Required work:
Find each line with "title" and copy it.

Material supplied:
----
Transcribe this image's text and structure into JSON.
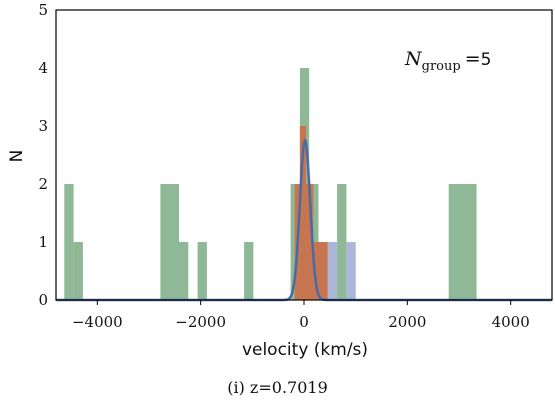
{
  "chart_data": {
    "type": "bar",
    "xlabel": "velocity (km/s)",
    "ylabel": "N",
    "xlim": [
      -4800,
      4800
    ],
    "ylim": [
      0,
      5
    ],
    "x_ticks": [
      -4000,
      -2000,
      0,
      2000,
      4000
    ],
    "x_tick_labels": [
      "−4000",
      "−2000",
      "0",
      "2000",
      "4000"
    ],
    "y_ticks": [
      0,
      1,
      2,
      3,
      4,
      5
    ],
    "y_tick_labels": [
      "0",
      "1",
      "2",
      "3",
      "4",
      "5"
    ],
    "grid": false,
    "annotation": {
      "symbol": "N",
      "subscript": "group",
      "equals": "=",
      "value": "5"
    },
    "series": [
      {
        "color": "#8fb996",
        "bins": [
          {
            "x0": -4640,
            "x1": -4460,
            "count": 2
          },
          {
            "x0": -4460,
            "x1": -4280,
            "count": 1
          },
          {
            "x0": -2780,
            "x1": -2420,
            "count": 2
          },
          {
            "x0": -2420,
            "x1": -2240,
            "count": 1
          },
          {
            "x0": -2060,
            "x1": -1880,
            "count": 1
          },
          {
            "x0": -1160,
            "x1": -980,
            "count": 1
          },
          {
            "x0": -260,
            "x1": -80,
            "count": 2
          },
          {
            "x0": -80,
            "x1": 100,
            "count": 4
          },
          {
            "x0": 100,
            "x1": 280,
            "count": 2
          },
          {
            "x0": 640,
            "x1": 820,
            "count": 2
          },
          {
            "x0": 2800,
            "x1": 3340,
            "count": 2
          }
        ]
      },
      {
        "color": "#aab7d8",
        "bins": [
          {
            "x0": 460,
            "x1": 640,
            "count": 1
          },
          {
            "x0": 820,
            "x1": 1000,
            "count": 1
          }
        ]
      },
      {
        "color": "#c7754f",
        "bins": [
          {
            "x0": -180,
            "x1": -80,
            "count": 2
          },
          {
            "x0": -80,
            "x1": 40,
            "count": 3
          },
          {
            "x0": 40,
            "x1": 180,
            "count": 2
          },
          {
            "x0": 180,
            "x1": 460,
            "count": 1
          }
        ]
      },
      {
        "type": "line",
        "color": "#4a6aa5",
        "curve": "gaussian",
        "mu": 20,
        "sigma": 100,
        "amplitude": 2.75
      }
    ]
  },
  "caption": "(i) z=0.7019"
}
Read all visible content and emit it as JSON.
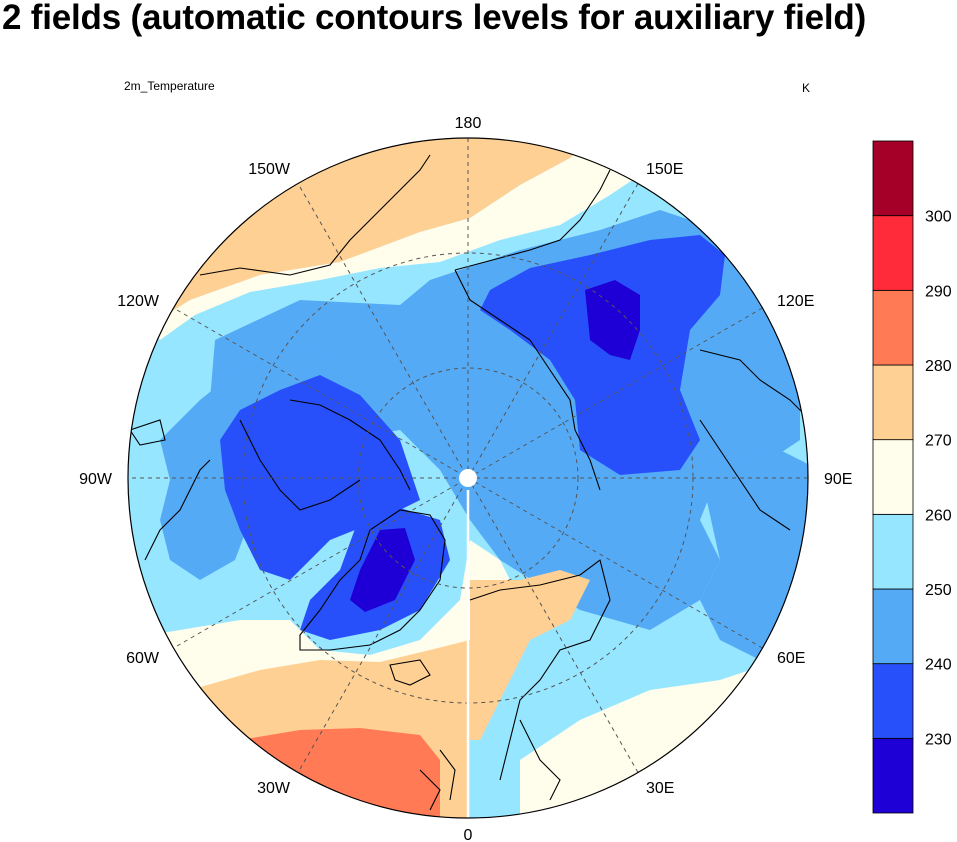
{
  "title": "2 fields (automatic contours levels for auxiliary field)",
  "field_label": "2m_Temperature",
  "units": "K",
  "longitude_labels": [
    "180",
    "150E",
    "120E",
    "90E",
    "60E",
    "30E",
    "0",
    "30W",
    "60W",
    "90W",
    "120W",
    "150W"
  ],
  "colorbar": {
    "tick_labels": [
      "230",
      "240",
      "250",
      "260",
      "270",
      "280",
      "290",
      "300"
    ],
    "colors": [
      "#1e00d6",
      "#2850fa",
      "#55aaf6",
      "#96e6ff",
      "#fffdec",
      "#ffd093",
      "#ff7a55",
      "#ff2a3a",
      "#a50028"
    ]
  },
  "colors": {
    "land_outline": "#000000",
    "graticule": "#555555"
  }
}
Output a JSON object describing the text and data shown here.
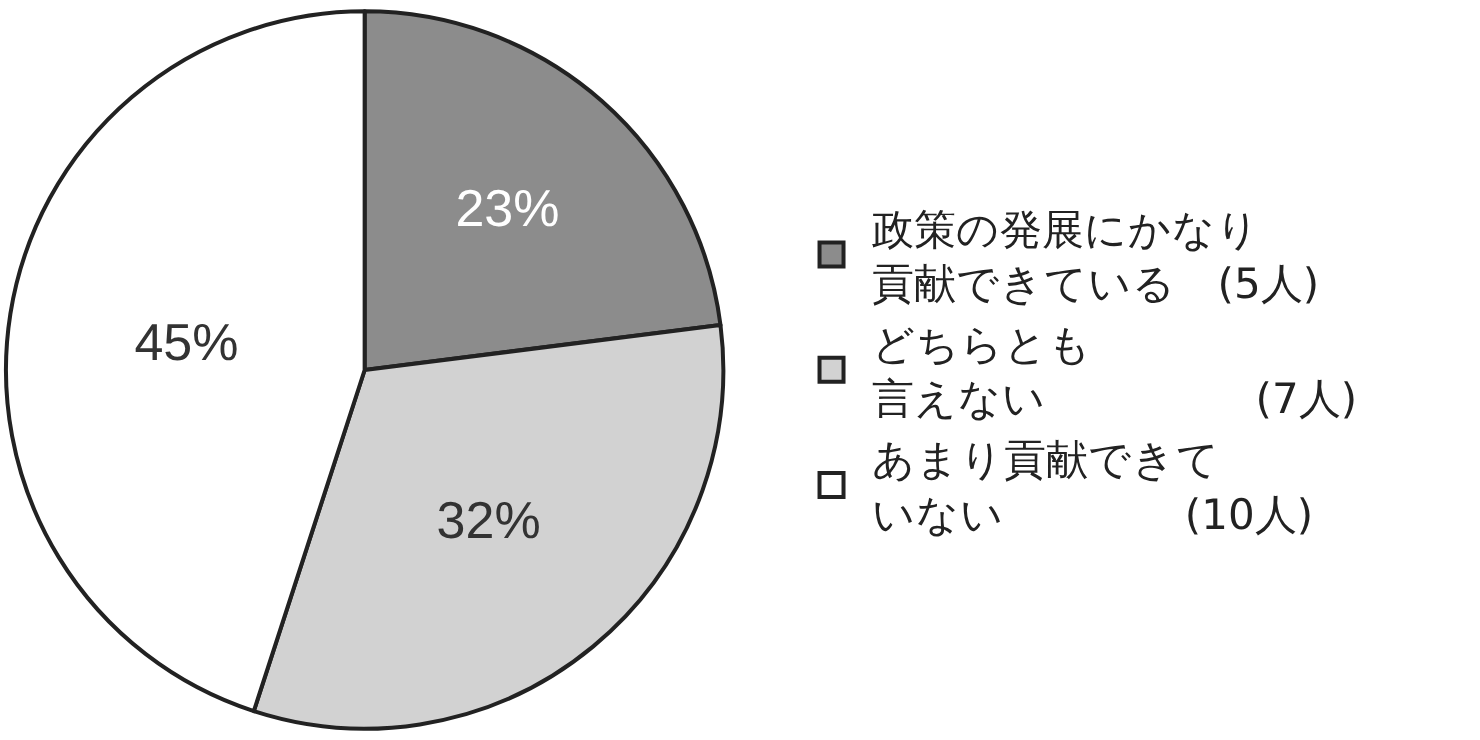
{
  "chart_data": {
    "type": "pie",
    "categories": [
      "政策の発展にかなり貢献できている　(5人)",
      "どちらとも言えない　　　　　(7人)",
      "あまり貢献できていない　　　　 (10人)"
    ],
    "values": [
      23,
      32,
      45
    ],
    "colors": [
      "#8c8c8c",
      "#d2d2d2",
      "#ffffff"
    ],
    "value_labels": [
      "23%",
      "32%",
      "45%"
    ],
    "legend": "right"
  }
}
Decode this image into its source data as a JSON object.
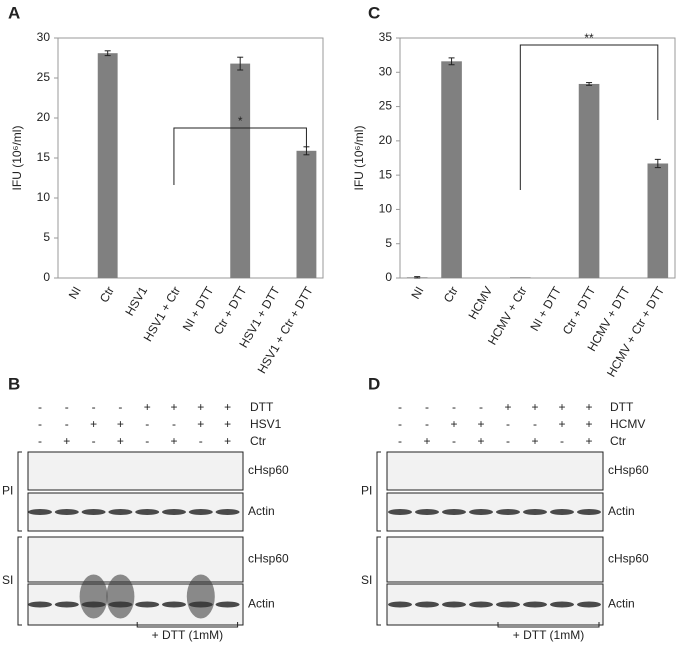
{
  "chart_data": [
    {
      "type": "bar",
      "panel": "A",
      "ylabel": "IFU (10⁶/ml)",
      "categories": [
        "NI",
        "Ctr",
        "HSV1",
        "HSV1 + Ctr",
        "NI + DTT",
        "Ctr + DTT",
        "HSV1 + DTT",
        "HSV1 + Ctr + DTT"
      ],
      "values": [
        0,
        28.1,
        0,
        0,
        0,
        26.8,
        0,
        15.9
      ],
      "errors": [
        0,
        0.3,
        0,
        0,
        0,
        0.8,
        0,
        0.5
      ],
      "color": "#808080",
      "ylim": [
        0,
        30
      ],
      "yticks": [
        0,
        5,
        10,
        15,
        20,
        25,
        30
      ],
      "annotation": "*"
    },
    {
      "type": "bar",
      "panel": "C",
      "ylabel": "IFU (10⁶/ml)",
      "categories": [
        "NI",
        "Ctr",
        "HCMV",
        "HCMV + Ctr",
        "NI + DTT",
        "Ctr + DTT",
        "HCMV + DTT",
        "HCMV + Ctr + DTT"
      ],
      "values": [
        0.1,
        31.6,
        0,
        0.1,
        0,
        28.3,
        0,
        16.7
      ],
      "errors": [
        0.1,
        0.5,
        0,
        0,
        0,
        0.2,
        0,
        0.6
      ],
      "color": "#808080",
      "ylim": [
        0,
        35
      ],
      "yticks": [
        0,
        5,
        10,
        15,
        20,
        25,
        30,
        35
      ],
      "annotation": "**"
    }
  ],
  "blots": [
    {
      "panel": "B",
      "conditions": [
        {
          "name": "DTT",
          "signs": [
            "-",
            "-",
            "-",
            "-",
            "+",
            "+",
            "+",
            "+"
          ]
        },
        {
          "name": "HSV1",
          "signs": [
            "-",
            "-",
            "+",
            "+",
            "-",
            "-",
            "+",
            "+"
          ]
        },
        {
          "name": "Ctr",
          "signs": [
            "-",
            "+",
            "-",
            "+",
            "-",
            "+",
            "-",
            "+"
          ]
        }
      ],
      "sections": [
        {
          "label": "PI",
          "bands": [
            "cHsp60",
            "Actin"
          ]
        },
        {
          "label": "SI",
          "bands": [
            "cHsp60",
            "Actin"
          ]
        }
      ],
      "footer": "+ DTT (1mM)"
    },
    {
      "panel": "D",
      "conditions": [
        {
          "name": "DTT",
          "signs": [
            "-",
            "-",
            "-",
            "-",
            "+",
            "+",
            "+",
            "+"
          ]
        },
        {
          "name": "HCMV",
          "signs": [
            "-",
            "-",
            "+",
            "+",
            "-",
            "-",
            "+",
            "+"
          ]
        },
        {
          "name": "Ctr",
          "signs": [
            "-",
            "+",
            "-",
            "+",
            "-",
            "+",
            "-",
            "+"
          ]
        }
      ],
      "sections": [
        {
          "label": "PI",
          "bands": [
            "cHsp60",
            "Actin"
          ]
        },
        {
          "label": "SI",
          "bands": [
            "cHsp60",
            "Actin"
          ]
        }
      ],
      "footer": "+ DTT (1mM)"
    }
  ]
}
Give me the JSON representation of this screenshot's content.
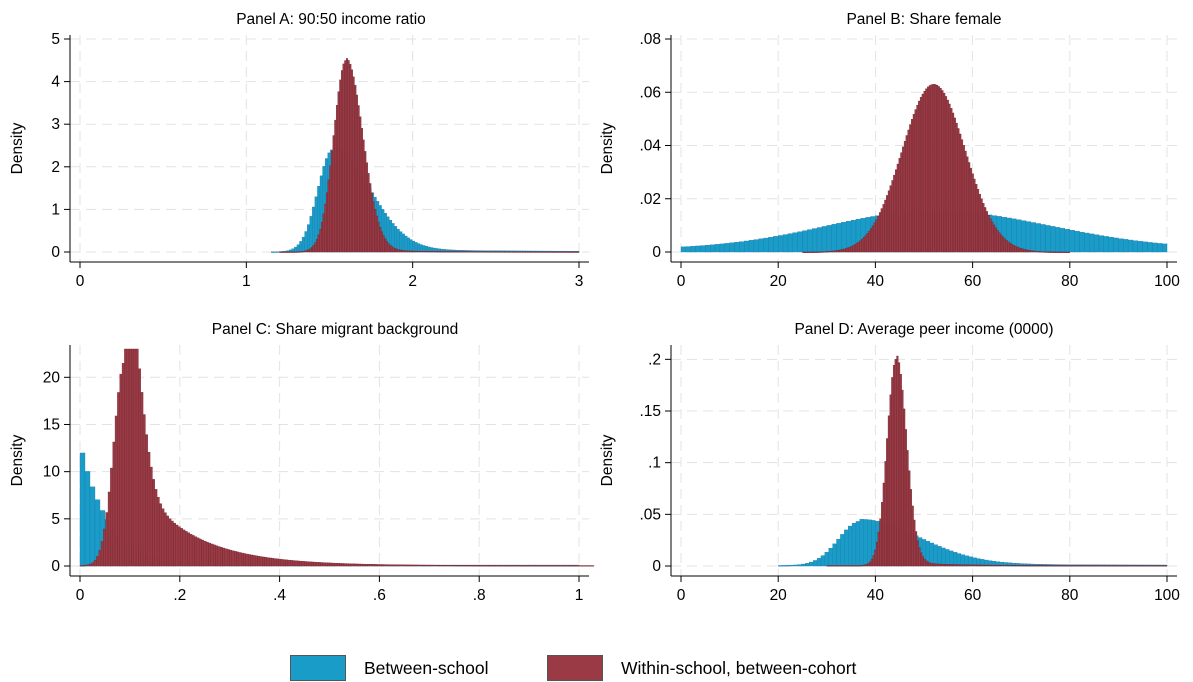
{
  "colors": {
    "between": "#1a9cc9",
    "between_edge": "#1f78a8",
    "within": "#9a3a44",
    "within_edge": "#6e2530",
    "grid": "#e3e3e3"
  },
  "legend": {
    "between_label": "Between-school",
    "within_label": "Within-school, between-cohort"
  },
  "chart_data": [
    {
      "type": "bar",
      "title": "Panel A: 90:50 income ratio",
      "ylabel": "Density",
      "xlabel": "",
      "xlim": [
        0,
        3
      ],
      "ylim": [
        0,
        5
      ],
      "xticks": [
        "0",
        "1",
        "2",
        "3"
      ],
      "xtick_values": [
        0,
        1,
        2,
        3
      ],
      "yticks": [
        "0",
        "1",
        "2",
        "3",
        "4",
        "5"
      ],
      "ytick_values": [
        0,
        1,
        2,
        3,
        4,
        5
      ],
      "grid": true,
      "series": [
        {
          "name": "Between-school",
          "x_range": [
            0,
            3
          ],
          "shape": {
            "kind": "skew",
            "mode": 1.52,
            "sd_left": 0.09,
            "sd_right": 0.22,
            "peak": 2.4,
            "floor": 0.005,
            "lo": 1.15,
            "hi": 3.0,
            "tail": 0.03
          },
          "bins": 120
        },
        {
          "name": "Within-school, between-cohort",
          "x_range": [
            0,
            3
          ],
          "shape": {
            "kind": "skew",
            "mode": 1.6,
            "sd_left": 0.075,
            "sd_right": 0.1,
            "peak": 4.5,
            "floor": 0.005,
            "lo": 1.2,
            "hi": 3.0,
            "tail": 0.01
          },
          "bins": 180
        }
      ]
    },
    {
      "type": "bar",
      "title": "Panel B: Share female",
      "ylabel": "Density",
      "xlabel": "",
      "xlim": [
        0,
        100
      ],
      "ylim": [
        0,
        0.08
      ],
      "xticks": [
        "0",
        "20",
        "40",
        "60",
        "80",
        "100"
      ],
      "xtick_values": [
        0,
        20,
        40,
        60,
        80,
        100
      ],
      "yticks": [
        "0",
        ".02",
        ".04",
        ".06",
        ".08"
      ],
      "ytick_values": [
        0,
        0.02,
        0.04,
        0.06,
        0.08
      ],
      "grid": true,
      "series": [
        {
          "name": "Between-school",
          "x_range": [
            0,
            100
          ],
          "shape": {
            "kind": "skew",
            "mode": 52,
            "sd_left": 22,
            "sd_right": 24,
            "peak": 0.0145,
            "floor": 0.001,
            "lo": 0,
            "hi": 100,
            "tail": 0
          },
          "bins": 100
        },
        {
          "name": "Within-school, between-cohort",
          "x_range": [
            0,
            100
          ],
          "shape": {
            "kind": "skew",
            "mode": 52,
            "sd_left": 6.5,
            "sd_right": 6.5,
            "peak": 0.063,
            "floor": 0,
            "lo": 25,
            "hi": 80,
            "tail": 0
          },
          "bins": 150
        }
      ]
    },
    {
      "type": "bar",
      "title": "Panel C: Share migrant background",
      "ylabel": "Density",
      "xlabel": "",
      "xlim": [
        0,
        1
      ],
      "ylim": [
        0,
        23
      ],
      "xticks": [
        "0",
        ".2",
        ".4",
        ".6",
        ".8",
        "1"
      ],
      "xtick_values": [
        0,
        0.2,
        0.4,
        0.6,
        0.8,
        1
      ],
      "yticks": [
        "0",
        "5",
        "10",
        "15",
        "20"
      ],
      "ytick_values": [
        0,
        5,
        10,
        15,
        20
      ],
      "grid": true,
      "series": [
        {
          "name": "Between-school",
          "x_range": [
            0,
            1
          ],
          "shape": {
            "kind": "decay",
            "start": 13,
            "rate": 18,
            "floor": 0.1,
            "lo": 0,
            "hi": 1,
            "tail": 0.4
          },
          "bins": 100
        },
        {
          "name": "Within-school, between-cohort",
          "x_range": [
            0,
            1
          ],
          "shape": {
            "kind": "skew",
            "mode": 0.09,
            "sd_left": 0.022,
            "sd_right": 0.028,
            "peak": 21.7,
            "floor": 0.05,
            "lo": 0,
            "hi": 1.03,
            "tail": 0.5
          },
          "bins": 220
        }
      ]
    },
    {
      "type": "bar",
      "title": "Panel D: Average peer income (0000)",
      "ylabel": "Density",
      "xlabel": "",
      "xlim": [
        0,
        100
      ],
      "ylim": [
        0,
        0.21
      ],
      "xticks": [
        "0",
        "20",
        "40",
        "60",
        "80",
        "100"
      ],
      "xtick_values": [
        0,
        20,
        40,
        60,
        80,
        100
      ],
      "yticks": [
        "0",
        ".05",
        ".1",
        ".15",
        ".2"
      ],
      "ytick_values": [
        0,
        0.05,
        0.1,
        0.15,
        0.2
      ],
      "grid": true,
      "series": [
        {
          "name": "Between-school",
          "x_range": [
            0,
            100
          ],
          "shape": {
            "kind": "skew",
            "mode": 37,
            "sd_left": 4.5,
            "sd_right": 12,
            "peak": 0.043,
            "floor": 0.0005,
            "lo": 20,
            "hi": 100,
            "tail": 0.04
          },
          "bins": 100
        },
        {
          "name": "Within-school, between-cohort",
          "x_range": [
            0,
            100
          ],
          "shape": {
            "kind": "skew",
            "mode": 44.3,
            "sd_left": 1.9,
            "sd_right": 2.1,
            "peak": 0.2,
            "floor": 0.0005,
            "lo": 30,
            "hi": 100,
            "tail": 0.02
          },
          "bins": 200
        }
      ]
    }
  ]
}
----
Written solution:
  "title": "2 fields (automatic contours levels for auxiliary field)",
      "title": "Panel A: 90:50 income ratio",
      "title": "Panel B: Share female",
      "title": "Panel C: Share migrant background",
      "title": "Panel D: Average peer income (0000)",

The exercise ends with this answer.